-- start Data entries --

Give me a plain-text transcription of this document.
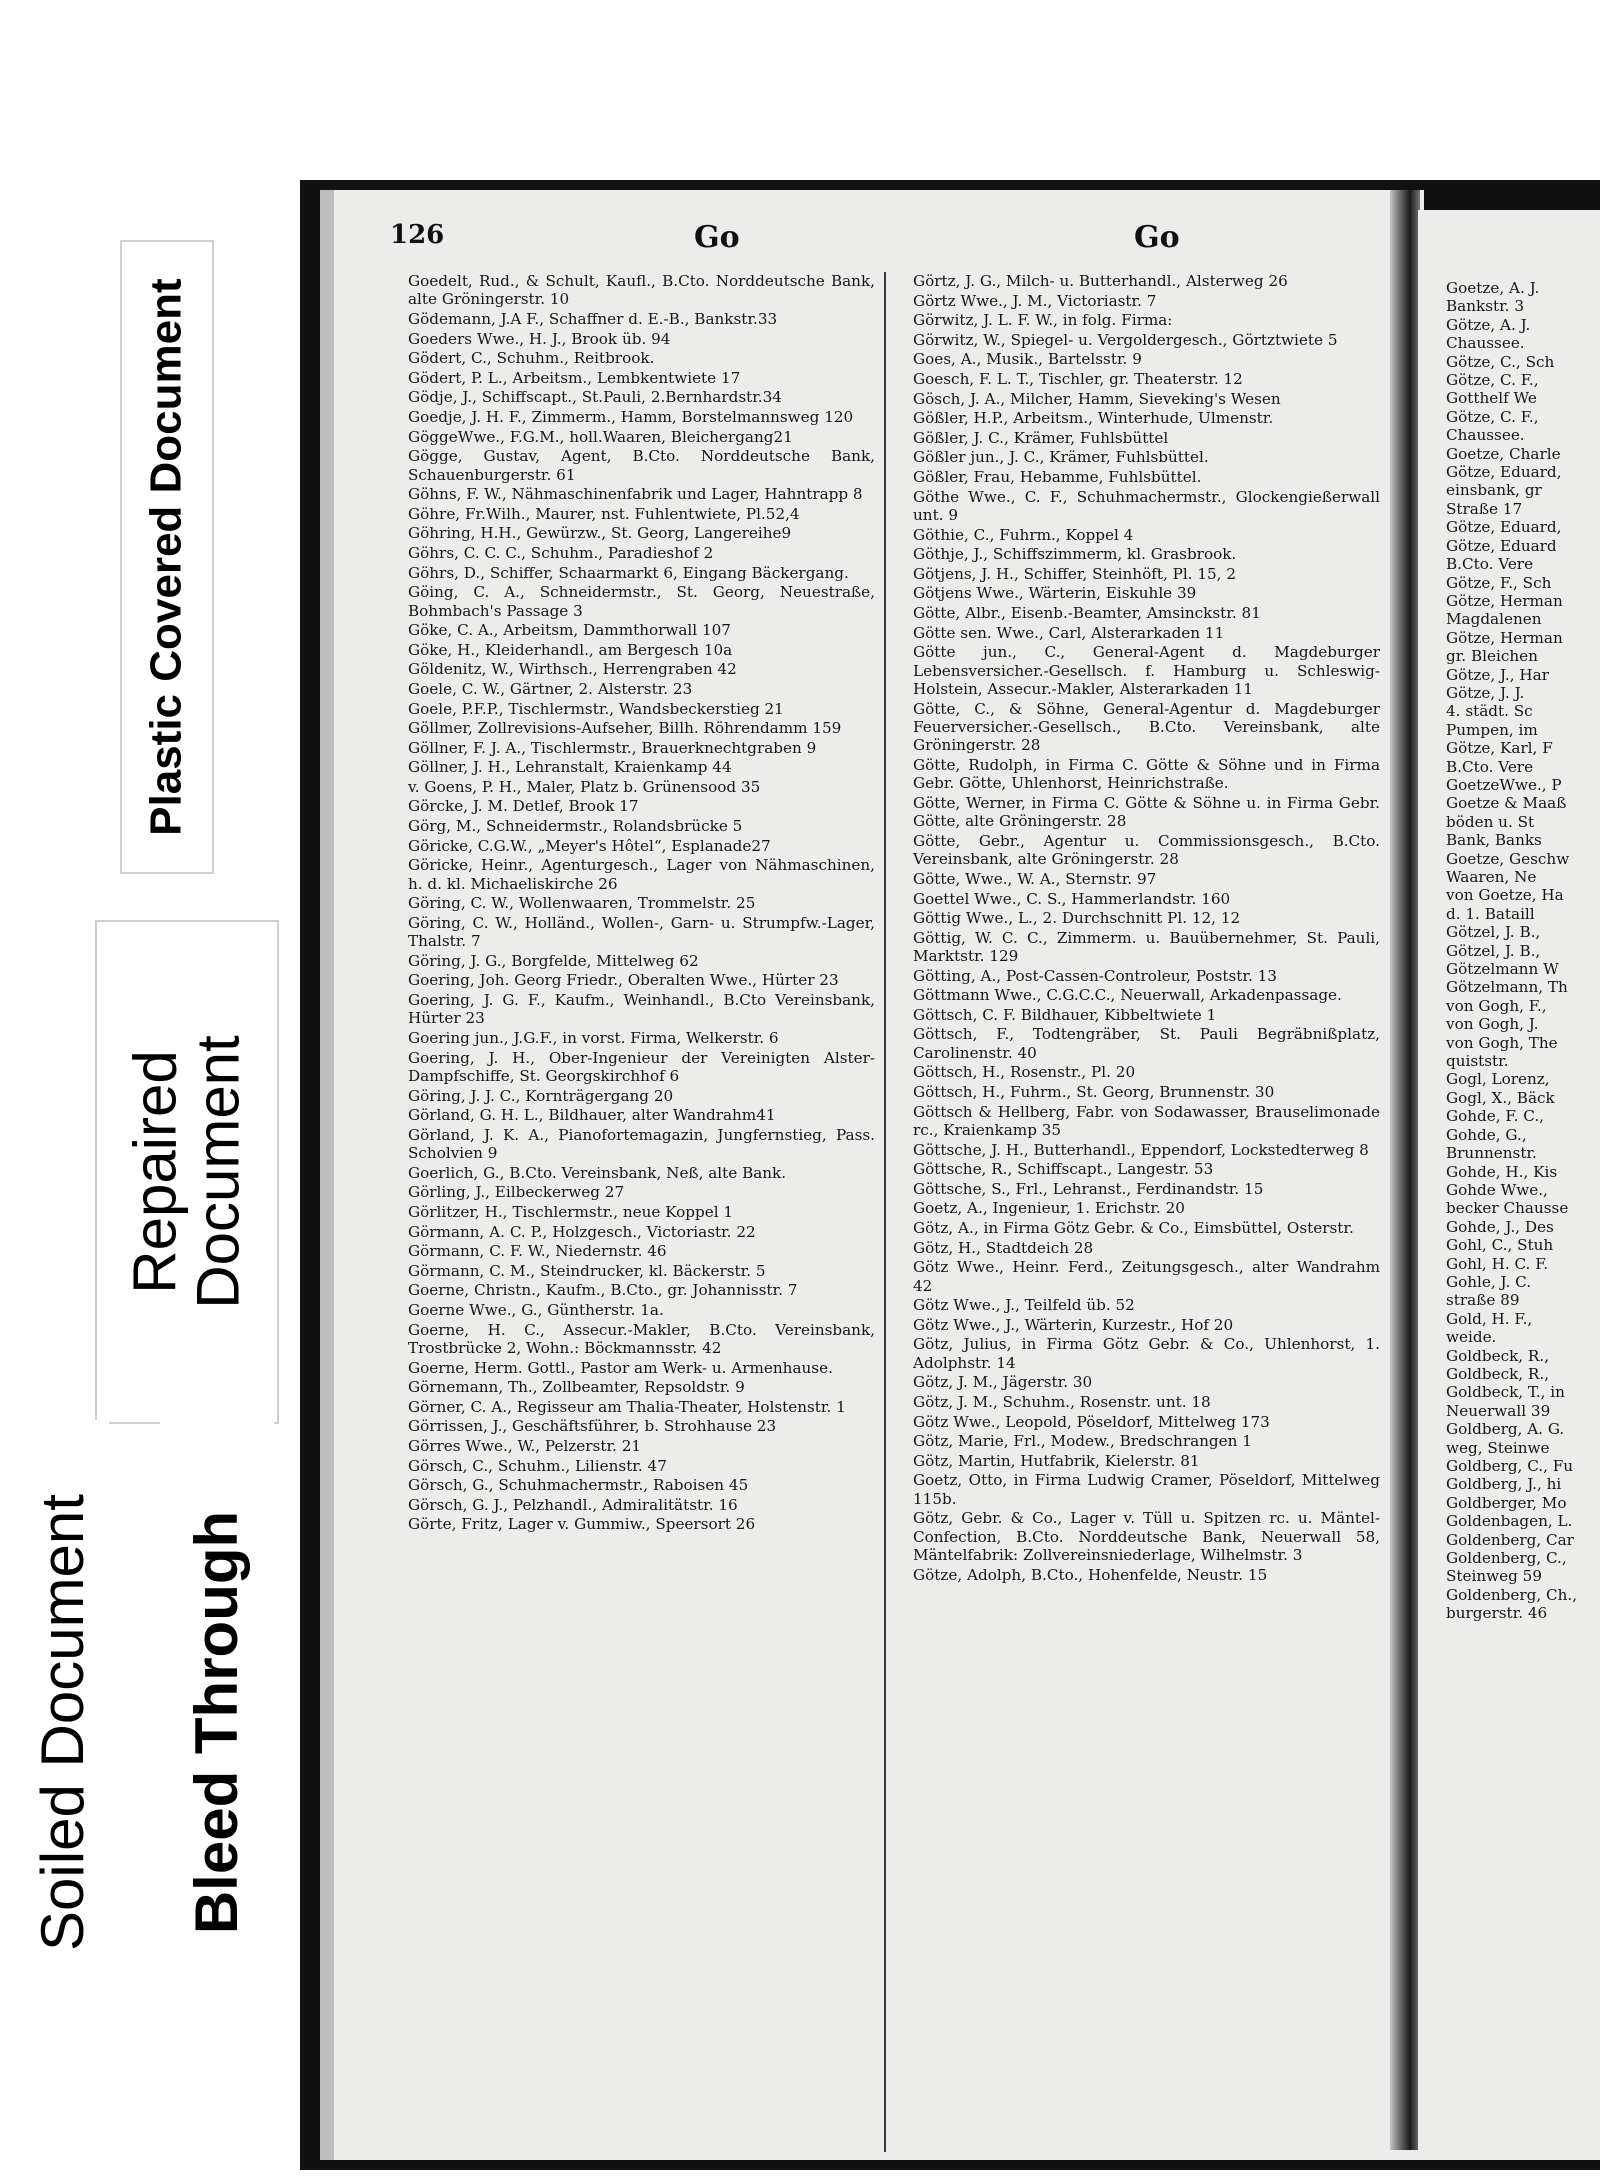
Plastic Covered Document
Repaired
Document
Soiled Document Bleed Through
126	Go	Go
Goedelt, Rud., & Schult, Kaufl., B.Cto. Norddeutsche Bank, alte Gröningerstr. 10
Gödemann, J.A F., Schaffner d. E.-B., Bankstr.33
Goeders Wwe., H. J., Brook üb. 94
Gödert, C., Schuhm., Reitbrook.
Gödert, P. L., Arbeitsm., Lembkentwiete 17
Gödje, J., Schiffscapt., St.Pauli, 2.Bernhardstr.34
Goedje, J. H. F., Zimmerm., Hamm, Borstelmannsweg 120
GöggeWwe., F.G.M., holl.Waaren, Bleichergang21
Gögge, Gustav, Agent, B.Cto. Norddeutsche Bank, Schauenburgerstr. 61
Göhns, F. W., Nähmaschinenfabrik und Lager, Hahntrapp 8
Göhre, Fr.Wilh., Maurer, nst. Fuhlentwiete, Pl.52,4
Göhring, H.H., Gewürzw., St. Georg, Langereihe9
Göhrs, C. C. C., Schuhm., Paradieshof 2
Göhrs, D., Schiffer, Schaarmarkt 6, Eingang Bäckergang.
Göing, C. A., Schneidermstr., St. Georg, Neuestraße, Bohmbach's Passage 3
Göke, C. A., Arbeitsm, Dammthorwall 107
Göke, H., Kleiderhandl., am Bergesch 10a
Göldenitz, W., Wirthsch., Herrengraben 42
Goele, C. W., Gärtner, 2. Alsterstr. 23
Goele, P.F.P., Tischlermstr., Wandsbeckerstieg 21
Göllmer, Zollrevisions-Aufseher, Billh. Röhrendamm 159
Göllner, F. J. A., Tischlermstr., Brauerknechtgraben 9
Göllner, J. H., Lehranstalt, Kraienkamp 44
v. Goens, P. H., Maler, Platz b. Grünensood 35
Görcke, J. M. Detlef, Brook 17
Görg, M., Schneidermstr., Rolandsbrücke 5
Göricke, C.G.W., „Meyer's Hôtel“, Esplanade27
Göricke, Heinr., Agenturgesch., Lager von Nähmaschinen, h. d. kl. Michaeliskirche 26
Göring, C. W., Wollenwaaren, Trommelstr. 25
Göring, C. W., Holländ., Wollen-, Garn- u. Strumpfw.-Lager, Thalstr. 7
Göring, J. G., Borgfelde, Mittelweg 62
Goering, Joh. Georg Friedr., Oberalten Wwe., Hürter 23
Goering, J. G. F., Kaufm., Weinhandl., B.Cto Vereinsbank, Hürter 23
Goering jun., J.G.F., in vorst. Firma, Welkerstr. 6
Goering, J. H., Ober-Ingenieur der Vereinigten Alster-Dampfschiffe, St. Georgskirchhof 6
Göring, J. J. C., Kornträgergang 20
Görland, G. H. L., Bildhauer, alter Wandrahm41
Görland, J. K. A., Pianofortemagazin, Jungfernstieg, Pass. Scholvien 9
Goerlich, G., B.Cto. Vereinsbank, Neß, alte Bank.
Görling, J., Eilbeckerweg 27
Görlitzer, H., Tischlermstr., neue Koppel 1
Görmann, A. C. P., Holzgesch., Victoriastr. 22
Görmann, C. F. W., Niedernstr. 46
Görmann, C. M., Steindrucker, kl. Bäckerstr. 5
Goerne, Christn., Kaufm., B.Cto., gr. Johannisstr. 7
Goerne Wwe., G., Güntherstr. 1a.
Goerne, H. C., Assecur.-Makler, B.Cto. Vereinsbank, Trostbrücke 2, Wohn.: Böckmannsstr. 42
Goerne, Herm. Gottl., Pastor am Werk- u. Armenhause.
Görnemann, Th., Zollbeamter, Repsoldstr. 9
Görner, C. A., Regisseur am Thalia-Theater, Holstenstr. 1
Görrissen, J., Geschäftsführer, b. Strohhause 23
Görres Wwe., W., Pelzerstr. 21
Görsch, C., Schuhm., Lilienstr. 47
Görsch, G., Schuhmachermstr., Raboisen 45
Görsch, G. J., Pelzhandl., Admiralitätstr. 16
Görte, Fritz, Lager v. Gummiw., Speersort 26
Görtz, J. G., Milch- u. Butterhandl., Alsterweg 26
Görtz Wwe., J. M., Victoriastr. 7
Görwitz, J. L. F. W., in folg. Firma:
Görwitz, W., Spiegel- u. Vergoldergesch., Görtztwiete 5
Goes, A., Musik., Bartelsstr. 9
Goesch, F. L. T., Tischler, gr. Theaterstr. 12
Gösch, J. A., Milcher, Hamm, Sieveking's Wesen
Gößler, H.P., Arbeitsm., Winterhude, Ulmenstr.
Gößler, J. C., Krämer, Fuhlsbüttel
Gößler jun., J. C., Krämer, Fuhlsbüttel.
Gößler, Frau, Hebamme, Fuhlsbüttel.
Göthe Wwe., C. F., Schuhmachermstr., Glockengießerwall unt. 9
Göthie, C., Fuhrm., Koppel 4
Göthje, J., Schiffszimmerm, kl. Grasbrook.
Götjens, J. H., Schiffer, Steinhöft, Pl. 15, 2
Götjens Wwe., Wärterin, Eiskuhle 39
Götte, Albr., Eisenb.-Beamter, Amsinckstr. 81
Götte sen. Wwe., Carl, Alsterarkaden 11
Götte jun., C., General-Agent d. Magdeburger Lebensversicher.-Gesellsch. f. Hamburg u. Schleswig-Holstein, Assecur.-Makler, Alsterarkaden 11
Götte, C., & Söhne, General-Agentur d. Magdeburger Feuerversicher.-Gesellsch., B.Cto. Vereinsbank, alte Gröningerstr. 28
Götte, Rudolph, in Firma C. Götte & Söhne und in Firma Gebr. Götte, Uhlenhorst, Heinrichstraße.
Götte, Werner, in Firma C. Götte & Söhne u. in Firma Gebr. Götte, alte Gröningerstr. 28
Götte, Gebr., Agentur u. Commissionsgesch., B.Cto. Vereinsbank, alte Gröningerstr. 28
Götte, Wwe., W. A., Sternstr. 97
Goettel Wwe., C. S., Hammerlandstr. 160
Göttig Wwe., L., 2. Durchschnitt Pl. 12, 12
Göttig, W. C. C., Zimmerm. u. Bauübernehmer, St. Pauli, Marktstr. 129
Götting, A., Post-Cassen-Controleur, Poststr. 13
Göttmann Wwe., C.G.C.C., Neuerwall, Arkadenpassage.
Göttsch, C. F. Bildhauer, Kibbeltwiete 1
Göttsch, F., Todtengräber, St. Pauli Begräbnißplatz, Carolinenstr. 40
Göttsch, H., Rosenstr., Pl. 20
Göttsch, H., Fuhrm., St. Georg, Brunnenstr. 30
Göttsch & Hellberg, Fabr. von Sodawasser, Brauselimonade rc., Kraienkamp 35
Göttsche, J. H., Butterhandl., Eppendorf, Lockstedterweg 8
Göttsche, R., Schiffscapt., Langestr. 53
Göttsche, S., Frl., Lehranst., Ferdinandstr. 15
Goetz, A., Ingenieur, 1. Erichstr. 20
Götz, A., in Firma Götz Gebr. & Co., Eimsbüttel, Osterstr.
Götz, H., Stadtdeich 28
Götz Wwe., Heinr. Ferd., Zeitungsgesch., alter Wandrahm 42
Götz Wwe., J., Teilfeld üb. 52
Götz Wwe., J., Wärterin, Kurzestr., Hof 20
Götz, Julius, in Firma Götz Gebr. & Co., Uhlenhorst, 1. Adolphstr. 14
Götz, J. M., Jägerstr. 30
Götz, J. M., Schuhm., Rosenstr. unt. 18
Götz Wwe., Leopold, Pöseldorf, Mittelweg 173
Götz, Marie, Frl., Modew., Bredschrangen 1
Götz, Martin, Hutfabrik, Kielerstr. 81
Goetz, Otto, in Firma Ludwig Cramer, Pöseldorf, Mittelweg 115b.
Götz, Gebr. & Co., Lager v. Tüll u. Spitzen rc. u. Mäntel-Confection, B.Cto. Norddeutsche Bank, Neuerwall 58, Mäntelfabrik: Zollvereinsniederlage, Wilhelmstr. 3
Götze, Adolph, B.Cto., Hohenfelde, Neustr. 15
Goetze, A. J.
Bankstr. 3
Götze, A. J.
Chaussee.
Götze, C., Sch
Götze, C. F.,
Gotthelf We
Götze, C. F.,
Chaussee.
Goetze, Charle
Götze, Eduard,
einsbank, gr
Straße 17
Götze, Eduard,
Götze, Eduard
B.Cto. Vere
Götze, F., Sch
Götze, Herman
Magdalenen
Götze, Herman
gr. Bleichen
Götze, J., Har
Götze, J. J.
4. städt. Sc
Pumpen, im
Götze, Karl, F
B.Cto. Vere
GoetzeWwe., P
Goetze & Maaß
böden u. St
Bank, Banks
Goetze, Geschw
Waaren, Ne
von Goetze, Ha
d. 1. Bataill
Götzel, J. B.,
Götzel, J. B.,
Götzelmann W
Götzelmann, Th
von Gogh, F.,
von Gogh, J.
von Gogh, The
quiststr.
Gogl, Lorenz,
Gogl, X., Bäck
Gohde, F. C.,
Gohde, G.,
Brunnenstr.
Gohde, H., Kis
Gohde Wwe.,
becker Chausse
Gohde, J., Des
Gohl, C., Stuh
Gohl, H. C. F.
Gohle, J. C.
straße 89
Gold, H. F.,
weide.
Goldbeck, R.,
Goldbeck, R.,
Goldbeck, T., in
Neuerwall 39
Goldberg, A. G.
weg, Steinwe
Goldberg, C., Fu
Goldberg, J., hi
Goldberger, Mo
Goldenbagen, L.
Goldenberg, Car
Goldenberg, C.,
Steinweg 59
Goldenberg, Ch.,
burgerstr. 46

-- end Data entries --

*Set problem:* Gather each line of the listing that holds the string "Makler".

*Completed exercise:*
Goerne, H. C., Assecur.-Makler, B.Cto. Vereinsbank, Trostbrücke 2, Wohn.: Böckmannsstr. 42
Götte jun., C., General-Agent d. Magdeburger Lebensversicher.-Gesellsch. f. Hamburg u. Schleswig-Holstein, Assecur.-Makler, Alsterarkaden 11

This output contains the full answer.